■ **MATERIAL TO PROCESS**
· · · · · · ·
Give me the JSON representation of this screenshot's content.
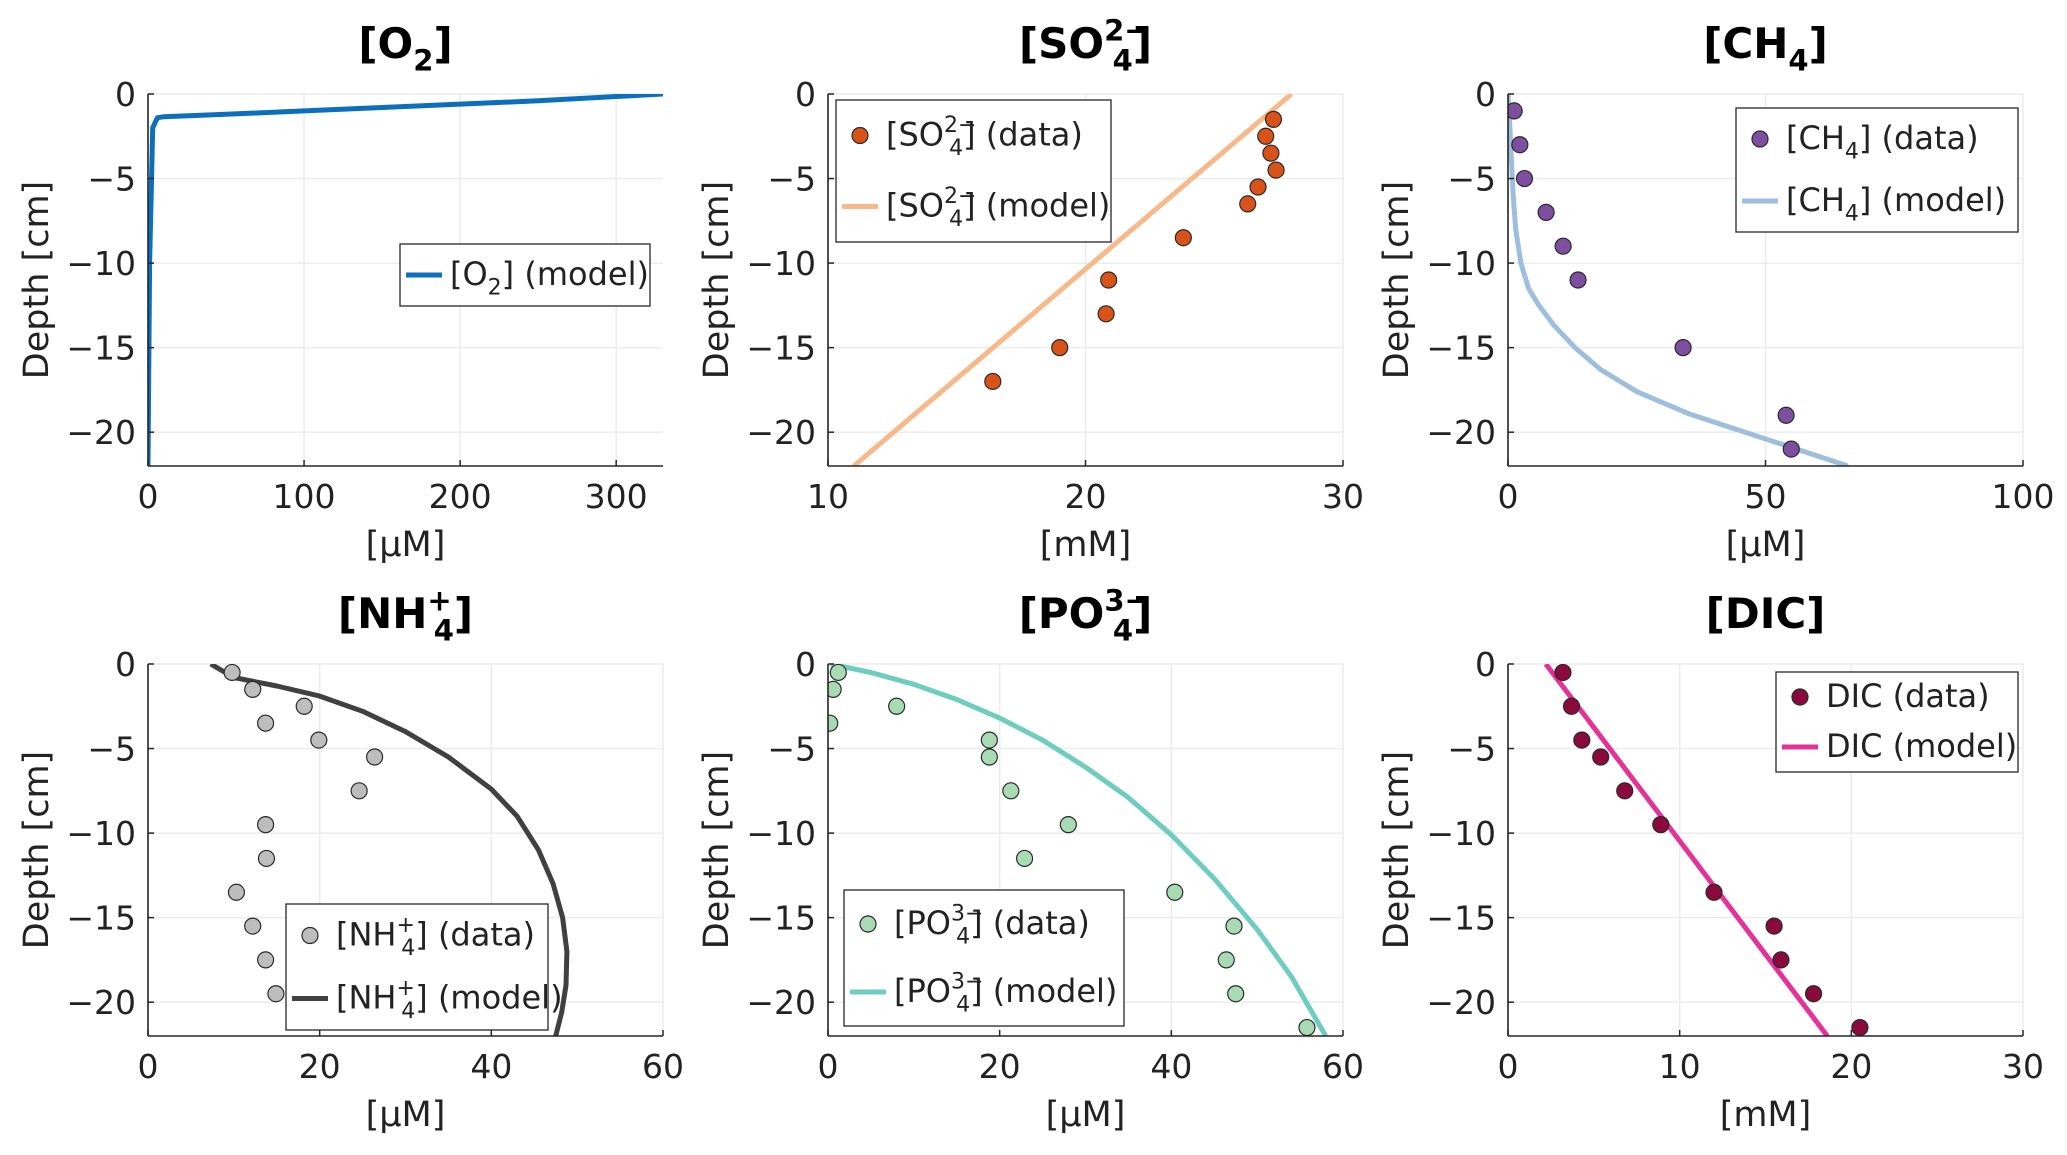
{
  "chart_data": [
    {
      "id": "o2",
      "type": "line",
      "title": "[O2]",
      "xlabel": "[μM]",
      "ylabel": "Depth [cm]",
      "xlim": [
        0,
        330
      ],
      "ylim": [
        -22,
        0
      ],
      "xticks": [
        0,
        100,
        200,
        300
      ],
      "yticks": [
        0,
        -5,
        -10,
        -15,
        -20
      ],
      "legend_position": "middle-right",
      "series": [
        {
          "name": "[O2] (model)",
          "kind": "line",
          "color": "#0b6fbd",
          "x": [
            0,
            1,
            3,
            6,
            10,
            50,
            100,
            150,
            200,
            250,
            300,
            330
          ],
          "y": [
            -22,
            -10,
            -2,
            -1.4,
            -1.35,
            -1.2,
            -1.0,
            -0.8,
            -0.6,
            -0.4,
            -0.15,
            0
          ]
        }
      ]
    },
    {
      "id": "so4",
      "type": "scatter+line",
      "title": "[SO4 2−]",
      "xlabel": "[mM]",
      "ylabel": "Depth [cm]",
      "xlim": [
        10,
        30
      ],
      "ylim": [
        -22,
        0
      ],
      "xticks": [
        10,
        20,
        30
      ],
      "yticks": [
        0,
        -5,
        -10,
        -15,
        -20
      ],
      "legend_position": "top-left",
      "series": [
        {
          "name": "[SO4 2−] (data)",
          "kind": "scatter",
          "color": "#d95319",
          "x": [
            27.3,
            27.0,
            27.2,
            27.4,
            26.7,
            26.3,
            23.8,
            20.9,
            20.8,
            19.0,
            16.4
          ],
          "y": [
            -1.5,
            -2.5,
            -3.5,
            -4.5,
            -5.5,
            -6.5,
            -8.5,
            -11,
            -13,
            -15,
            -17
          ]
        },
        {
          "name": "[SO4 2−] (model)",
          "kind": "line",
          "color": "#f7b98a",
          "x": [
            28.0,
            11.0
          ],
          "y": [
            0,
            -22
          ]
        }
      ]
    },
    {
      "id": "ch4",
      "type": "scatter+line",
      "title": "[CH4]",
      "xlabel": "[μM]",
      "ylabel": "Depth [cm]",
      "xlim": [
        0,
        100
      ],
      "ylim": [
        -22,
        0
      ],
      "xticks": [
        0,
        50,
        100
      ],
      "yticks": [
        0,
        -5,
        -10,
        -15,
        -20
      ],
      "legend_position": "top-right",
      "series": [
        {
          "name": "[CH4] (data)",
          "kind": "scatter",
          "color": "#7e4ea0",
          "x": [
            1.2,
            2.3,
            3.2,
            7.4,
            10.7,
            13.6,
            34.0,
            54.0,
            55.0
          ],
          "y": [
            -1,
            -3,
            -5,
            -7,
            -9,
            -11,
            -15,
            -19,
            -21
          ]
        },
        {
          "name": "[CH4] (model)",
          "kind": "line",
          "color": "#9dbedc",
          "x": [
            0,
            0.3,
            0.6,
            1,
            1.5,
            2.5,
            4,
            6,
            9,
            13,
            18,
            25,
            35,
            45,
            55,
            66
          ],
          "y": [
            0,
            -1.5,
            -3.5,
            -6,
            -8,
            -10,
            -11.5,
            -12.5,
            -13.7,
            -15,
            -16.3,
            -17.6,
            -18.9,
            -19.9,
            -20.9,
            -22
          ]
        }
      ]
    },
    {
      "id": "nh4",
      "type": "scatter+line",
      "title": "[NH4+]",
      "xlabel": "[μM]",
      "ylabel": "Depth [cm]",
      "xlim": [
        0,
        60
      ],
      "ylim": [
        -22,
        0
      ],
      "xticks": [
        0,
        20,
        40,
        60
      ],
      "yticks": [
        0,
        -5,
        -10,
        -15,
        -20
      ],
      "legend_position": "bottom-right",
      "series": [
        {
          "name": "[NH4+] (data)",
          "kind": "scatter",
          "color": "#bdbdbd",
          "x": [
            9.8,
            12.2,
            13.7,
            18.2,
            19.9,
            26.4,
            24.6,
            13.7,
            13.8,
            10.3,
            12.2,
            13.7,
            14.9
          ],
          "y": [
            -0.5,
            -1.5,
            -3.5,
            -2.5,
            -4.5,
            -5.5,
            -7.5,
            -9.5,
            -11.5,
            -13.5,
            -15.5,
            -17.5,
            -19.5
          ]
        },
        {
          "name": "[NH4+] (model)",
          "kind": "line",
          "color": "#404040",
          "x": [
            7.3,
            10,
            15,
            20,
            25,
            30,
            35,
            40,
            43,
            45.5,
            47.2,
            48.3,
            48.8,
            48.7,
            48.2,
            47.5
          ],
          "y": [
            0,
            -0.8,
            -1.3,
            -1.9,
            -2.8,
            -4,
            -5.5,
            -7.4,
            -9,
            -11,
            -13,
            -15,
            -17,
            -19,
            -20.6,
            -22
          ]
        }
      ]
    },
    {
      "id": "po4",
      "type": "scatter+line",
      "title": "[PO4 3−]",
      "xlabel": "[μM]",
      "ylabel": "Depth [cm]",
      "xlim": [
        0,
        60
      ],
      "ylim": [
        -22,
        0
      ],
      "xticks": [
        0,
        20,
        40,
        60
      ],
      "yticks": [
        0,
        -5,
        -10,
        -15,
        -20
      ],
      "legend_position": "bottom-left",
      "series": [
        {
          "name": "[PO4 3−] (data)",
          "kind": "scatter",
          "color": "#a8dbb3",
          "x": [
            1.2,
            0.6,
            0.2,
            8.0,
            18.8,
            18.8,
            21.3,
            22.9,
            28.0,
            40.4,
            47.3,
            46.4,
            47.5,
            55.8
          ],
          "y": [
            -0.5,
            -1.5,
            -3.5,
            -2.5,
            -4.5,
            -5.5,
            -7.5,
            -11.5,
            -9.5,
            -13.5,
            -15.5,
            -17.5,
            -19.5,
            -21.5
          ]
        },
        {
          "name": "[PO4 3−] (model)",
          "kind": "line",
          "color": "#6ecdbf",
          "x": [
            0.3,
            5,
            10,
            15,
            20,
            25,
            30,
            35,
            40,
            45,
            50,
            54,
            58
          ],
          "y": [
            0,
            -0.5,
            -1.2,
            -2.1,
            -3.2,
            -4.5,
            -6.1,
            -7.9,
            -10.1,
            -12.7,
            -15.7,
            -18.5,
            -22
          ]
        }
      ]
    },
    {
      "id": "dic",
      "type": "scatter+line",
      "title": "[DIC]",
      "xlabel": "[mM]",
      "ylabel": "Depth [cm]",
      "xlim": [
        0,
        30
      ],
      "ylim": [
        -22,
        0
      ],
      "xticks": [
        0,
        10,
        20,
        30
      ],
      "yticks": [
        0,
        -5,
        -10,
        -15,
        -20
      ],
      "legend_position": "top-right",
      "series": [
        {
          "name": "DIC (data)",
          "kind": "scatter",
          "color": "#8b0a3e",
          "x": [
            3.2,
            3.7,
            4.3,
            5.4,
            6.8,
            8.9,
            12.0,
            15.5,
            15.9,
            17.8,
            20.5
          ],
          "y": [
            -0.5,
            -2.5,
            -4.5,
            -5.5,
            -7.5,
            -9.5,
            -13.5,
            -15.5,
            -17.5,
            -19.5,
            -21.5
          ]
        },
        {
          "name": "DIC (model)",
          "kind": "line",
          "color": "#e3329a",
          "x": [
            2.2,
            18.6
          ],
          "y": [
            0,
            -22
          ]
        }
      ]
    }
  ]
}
· · · · · · ·
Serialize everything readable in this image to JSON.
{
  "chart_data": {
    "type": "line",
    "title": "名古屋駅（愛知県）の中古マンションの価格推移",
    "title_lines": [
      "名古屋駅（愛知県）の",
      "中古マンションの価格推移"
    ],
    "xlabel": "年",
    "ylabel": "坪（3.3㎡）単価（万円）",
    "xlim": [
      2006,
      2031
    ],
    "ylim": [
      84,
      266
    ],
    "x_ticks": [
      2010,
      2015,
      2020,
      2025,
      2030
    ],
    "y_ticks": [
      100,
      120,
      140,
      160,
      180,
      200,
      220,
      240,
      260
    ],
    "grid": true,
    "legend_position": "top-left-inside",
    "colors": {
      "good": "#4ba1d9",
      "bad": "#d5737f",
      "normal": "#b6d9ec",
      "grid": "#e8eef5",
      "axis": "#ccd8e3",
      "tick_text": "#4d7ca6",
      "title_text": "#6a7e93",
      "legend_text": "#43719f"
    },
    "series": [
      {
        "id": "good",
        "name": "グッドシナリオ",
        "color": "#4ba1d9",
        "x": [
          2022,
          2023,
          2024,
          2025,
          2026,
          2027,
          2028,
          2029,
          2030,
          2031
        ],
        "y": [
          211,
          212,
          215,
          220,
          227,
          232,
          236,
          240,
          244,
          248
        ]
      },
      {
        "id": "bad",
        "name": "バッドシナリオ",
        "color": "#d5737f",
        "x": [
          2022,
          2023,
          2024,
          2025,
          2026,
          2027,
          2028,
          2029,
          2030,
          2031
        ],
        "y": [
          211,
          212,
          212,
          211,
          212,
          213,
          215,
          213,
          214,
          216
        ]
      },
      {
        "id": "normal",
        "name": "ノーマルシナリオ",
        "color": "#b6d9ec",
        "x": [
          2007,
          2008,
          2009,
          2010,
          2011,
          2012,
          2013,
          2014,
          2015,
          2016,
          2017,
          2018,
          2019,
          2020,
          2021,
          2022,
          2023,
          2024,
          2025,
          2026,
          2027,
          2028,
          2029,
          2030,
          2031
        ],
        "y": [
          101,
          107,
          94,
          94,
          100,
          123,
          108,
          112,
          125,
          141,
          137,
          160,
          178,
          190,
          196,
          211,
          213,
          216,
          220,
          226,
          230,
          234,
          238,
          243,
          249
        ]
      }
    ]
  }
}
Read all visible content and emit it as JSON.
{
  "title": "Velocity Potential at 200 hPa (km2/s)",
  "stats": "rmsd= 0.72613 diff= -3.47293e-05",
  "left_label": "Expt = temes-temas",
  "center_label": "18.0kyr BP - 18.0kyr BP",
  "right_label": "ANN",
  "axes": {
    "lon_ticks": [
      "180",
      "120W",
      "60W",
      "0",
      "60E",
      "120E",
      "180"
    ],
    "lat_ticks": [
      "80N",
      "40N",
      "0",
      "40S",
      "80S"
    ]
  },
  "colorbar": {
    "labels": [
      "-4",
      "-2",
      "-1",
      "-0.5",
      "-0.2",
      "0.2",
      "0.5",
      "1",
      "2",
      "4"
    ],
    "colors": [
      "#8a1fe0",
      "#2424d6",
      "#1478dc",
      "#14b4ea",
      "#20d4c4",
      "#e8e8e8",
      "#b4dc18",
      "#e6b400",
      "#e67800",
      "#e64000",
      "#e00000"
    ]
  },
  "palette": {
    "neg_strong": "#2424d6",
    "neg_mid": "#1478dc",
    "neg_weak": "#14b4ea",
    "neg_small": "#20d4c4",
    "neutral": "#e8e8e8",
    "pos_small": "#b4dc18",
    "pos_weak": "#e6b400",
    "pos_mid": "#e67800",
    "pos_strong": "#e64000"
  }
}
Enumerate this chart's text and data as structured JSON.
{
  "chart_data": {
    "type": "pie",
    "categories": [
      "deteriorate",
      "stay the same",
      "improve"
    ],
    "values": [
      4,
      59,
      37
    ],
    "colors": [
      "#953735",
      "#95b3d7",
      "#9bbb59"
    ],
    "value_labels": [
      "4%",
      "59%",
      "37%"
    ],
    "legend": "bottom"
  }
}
· · · · · · ·
■ **EXERCISE GOAL**
Look through the entries above. Extract each line with the word "bottom".

■ **WRITTEN SOLUTION**
      "legend_position": "bottom-right",
      "legend_position": "bottom-left",
    "legend": "bottom"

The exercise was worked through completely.